- _Entries shown_
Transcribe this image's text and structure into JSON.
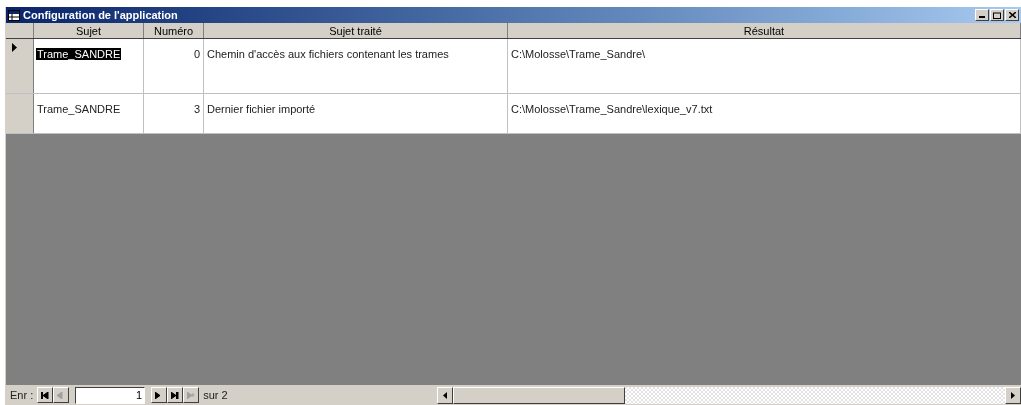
{
  "window": {
    "title": "Configuration de l'application"
  },
  "table": {
    "columns": [
      "Sujet",
      "Numéro",
      "Sujet traité",
      "Résultat"
    ],
    "rows": [
      {
        "current": true,
        "selected": true,
        "cells": [
          "Trame_SANDRE",
          "0",
          "Chemin d'accès aux fichiers contenant les trames",
          "C:\\Molosse\\Trame_Sandre\\"
        ]
      },
      {
        "current": false,
        "selected": false,
        "cells": [
          "Trame_SANDRE",
          "3",
          "Dernier fichier importé",
          "C:\\Molosse\\Trame_Sandre\\lexique_v7.txt"
        ]
      }
    ]
  },
  "navigation": {
    "label": "Enr :",
    "record": "1",
    "total": "sur 2",
    "buttons": [
      {
        "kind": "first",
        "disabled": false
      },
      {
        "kind": "prev",
        "disabled": true
      }
    ],
    "buttons_after": [
      {
        "kind": "next",
        "disabled": false
      },
      {
        "kind": "last",
        "disabled": false
      },
      {
        "kind": "new",
        "disabled": true
      }
    ]
  }
}
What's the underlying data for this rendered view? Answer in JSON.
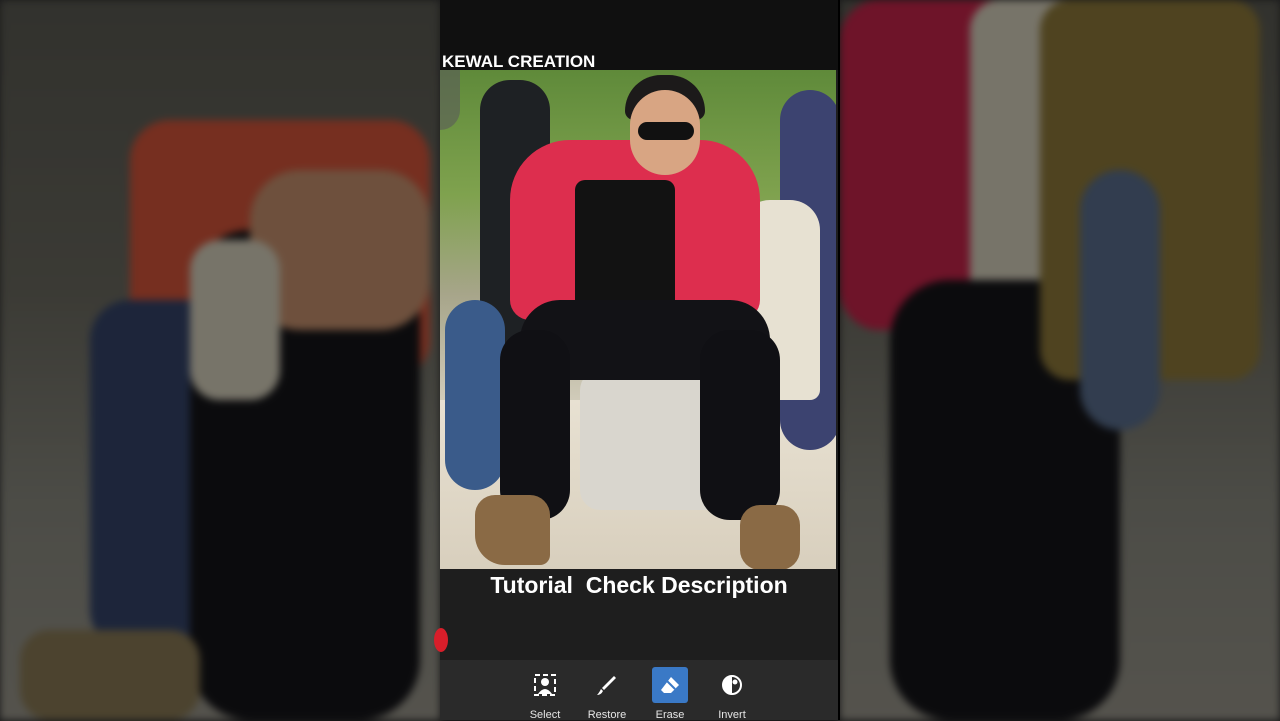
{
  "watermark": "KEWAL CREATION",
  "caption": "Tutorial  Check Description",
  "toolbar": {
    "items": [
      {
        "label": "Select",
        "icon": "select-person-icon"
      },
      {
        "label": "Restore",
        "icon": "brush-icon"
      },
      {
        "label": "Erase",
        "icon": "eraser-icon"
      },
      {
        "label": "Invert",
        "icon": "invert-icon"
      }
    ],
    "active": "Erase"
  },
  "colors": {
    "accent": "#3a79c6",
    "jacket": "#dd2e4e",
    "background": "#1e1e1e"
  }
}
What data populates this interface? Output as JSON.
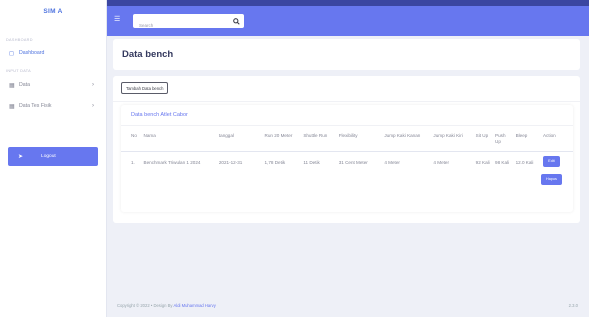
{
  "brand": {
    "title": "SIM A"
  },
  "sidebar": {
    "heading_dashboard": "DASHBOARD",
    "dashboard_label": "Dashboard",
    "heading_input": "INPUT DATA",
    "items": [
      {
        "label": "Data",
        "icon": "table-icon"
      },
      {
        "label": "Data Tes Fisik",
        "icon": "table-icon"
      }
    ],
    "logout_label": "Logout"
  },
  "topbar": {
    "search_placeholder": "Search",
    "accent": "#6777ef"
  },
  "page": {
    "title": "Data bench"
  },
  "content": {
    "add_button_label": "Tambah Data bench",
    "card_title": "Data bench Atlet Cabor"
  },
  "table": {
    "headers": [
      "No",
      "Nama",
      "tanggal",
      "Run 20 Meter",
      "Shuttle Run",
      "Flexibility",
      "Jump Kaki Kanan",
      "Jump Kaki Kiri",
      "Sit Up",
      "Push Up",
      "Bleep",
      "Action"
    ],
    "rows": [
      {
        "no": "1.",
        "nama": "Benchmark Triwulan 1 2024",
        "tanggal": "2021-12-31",
        "run20": "1,78 Detik",
        "shuttle": "11 Detik",
        "flex": "31 Cent Meter",
        "jump_kanan": "4 Meter",
        "jump_kiri": "4 Meter",
        "situp": "92 Kali",
        "pushup": "98 Kali",
        "bleep": "12.0 Kali",
        "edit_label": "Edit",
        "delete_label": "Hapus"
      }
    ]
  },
  "footer": {
    "prefix": "Copyright © 2022 • Design By",
    "author": "Aldi Muhammad Harvy",
    "version": "2.3.0"
  }
}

- _What you are asked to do_
Exactly as written, set down the lines from the line holding "What data populates" to the last line of the data, both ends included, pictures excluded.

- _Response below_
What data populates this interface? Output as JSON.
{
  "brand": {
    "title": "SIM A"
  },
  "sidebar": {
    "heading_dashboard": "DASHBOARD",
    "dashboard_label": "Dashboard",
    "heading_input": "INPUT DATA",
    "items": [
      {
        "label": "Data",
        "icon": "table-icon"
      },
      {
        "label": "Data Tes Fisik",
        "icon": "table-icon"
      }
    ],
    "logout_label": "Logout"
  },
  "topbar": {
    "search_placeholder": "Search",
    "accent": "#6777ef"
  },
  "page": {
    "title": "Data bench"
  },
  "content": {
    "add_button_label": "Tambah Data bench",
    "card_title": "Data bench Atlet Cabor"
  },
  "table": {
    "headers": [
      "No",
      "Nama",
      "tanggal",
      "Run 20 Meter",
      "Shuttle Run",
      "Flexibility",
      "Jump Kaki Kanan",
      "Jump Kaki Kiri",
      "Sit Up",
      "Push Up",
      "Bleep",
      "Action"
    ],
    "rows": [
      {
        "no": "1.",
        "nama": "Benchmark Triwulan 1 2024",
        "tanggal": "2021-12-31",
        "run20": "1,78 Detik",
        "shuttle": "11 Detik",
        "flex": "31 Cent Meter",
        "jump_kanan": "4 Meter",
        "jump_kiri": "4 Meter",
        "situp": "92 Kali",
        "pushup": "98 Kali",
        "bleep": "12.0 Kali",
        "edit_label": "Edit",
        "delete_label": "Hapus"
      }
    ]
  },
  "footer": {
    "prefix": "Copyright © 2022 • Design By",
    "author": "Aldi Muhammad Harvy",
    "version": "2.3.0"
  }
}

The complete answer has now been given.